====== MATERIAL PROVIDED

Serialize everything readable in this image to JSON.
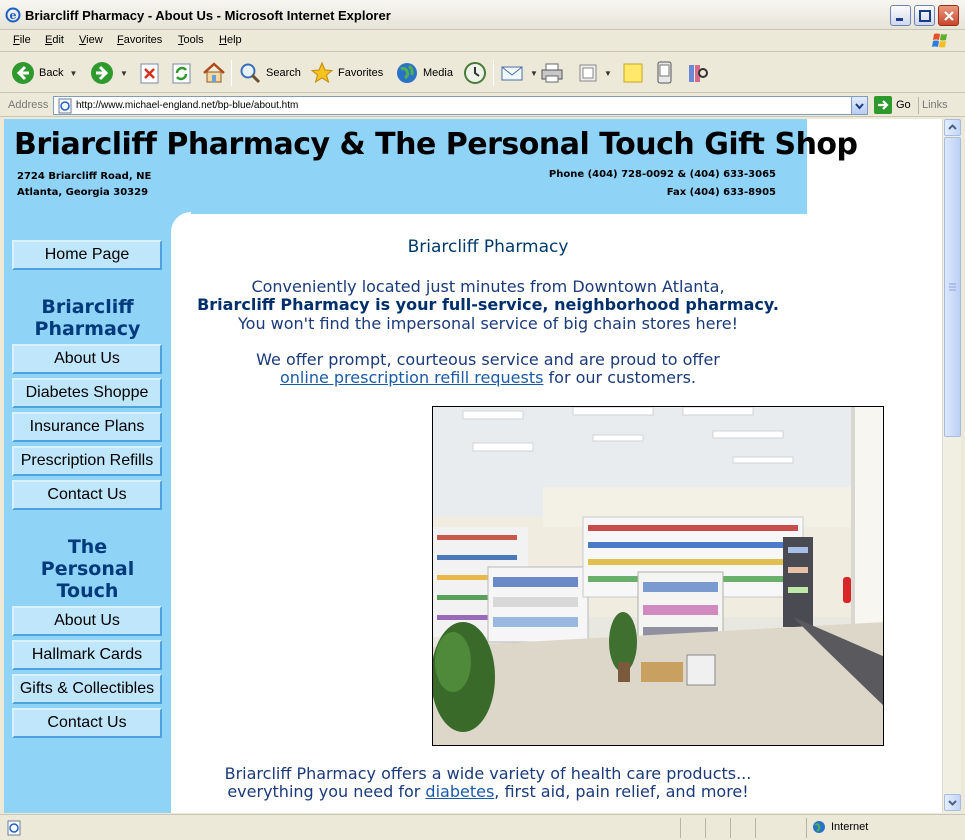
{
  "window": {
    "title": "Briarcliff Pharmacy - About Us - Microsoft Internet Explorer"
  },
  "menu": [
    "File",
    "Edit",
    "View",
    "Favorites",
    "Tools",
    "Help"
  ],
  "toolbar": {
    "back": "Back",
    "search": "Search",
    "favorites": "Favorites",
    "media": "Media"
  },
  "address": {
    "label": "Address",
    "url": "http://www.michael-england.net/bp-blue/about.htm",
    "go": "Go",
    "links": "Links"
  },
  "site": {
    "title": "Briarcliff Pharmacy & The Personal Touch Gift Shop",
    "street": "2724 Briarcliff Road, NE",
    "city": "Atlanta, Georgia 30329",
    "phone": "Phone (404) 728-0092 & (404) 633-3065",
    "fax": "Fax (404) 633-8905"
  },
  "nav": {
    "home": "Home Page",
    "pharmacy_heading_1": "Briarcliff",
    "pharmacy_heading_2": "Pharmacy",
    "pharmacy_items": [
      "About Us",
      "Diabetes Shoppe",
      "Insurance Plans",
      "Prescription Refills",
      "Contact Us"
    ],
    "gift_heading_1": "The",
    "gift_heading_2": "Personal",
    "gift_heading_3": "Touch",
    "gift_items": [
      "About Us",
      "Hallmark Cards",
      "Gifts & Collectibles",
      "Contact Us"
    ]
  },
  "main": {
    "heading": "Briarcliff Pharmacy",
    "intro_1": "Conveniently located just minutes from Downtown Atlanta,",
    "intro_2": "Briarcliff Pharmacy is your full-service, neighborhood pharmacy.",
    "intro_3": "You won't find the impersonal service of big chain stores here!",
    "offer_1": "We offer prompt, courteous service and are proud to offer",
    "offer_link": "online prescription refill requests",
    "offer_2": " for our customers.",
    "products_1": "Briarcliff Pharmacy offers a wide variety of health care products...",
    "products_2a": "everything you need for ",
    "products_link": "diabetes",
    "products_2b": ", first aid, pain relief, and more!"
  },
  "status": {
    "zone": "Internet"
  },
  "colors": {
    "header_blue": "#8fd3f7",
    "heading_navy": "#003a7a",
    "link": "#1a5ba8"
  }
}
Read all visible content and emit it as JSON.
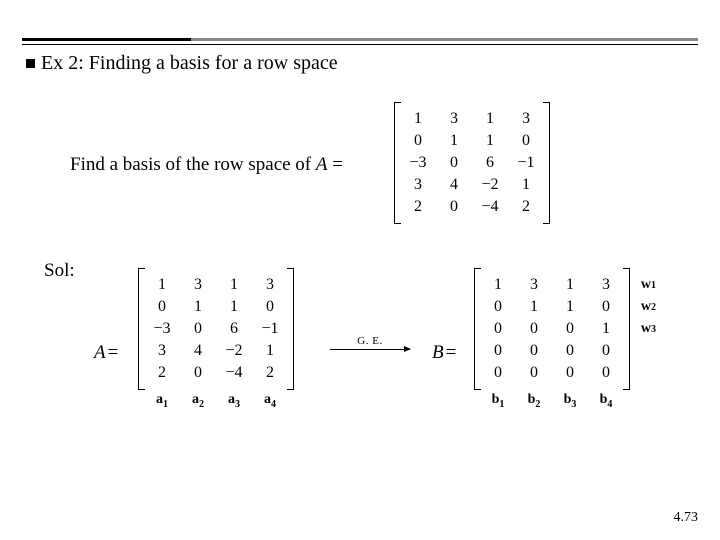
{
  "title": "Ex 2: Finding a basis for a row space",
  "prompt_prefix": "Find a basis of the row space of  ",
  "prompt_var": "A",
  "prompt_eq": " = ",
  "sol_label": "Sol:",
  "A_label": "A",
  "B_label": "B",
  "eq": " = ",
  "arrow_label": "G. E.",
  "matrix_top": [
    [
      "1",
      "3",
      "1",
      "3"
    ],
    [
      "0",
      "1",
      "1",
      "0"
    ],
    [
      "−3",
      "0",
      "6",
      "−1"
    ],
    [
      "3",
      "4",
      "−2",
      "1"
    ],
    [
      "2",
      "0",
      "−4",
      "2"
    ]
  ],
  "matrix_A": [
    [
      "1",
      "3",
      "1",
      "3"
    ],
    [
      "0",
      "1",
      "1",
      "0"
    ],
    [
      "−3",
      "0",
      "6",
      "−1"
    ],
    [
      "3",
      "4",
      "−2",
      "1"
    ],
    [
      "2",
      "0",
      "−4",
      "2"
    ]
  ],
  "matrix_B": [
    [
      "1",
      "3",
      "1",
      "3"
    ],
    [
      "0",
      "1",
      "1",
      "0"
    ],
    [
      "0",
      "0",
      "0",
      "1"
    ],
    [
      "0",
      "0",
      "0",
      "0"
    ],
    [
      "0",
      "0",
      "0",
      "0"
    ]
  ],
  "col_labels_A": [
    "a",
    "a",
    "a",
    "a"
  ],
  "col_subs_A": [
    "1",
    "2",
    "3",
    "4"
  ],
  "col_labels_B": [
    "b",
    "b",
    "b",
    "b"
  ],
  "col_subs_B": [
    "1",
    "2",
    "3",
    "4"
  ],
  "row_labels_B": [
    "w",
    "w",
    "w"
  ],
  "row_subs_B": [
    "1",
    "2",
    "3"
  ],
  "page_num": "4.73"
}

============

→ **SET EXERCISE**: Check each line of the records above for the word "Atlanta", then give the number of lines that have it, with no other words.

→ **PROBLEM SOLUTION**: 2